[Dataset items]
:::

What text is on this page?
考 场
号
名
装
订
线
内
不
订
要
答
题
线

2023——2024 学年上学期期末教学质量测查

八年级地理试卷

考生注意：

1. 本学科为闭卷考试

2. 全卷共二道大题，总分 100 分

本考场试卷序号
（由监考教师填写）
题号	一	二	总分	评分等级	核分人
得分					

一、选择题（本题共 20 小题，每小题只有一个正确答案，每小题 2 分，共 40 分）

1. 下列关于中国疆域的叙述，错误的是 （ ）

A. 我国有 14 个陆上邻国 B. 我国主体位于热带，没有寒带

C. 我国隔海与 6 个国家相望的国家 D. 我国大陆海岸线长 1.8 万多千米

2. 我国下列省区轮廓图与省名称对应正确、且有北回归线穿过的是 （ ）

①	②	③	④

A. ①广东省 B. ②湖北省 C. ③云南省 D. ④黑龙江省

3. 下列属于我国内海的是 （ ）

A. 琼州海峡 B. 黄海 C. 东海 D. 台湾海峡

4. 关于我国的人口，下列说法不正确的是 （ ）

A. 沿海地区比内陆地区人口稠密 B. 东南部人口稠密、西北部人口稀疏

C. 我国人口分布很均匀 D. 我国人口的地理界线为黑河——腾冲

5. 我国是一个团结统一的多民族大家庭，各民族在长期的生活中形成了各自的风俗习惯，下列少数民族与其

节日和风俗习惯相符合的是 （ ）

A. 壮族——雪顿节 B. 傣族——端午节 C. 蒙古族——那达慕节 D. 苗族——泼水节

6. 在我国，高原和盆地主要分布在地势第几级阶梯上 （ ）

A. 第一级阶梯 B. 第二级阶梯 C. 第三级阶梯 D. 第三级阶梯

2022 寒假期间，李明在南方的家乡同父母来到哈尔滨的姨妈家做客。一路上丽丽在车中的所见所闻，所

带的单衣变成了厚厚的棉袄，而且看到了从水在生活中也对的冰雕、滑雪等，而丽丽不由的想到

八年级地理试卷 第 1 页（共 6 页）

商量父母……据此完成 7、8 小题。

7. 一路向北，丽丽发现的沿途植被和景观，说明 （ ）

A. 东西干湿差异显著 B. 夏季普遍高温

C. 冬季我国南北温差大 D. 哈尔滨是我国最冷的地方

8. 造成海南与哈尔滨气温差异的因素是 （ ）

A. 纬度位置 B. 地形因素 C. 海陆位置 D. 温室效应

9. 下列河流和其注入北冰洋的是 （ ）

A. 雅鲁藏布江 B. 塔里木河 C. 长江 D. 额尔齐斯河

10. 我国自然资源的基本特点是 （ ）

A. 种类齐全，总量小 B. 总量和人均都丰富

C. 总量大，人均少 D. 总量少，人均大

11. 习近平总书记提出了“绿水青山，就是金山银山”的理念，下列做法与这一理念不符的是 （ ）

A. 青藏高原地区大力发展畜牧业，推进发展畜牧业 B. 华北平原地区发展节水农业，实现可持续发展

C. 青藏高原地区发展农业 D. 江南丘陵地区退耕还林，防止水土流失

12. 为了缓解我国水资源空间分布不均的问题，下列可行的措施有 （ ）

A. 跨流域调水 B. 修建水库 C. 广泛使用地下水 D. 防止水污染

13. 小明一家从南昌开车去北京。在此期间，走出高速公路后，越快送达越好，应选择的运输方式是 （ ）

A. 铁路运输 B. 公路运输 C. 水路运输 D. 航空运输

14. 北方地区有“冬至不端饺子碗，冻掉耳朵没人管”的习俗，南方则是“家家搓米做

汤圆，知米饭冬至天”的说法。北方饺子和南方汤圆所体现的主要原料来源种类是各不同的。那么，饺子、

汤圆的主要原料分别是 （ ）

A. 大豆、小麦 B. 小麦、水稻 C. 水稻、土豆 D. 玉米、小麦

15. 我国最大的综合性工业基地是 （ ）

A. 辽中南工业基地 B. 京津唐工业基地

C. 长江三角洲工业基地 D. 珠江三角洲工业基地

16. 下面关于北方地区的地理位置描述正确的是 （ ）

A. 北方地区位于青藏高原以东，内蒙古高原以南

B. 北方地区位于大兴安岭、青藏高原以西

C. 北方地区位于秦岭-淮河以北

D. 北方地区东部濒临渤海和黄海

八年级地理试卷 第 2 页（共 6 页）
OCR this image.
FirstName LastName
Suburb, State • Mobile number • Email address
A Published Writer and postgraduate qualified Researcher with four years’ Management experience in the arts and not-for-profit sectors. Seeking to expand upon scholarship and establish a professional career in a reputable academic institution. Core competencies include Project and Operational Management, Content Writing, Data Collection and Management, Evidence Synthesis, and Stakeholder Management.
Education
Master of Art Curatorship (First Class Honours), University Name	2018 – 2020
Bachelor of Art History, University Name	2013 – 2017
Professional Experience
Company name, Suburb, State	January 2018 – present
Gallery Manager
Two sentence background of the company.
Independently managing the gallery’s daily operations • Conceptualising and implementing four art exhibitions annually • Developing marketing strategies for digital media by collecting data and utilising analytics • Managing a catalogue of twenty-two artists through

:::

Task details. Search the listing for the word "Suburb" and return each line that holds it.

Solution for this task.
Suburb, State • Mobile number • Email address
Company name, Suburb, State	January 2018 – present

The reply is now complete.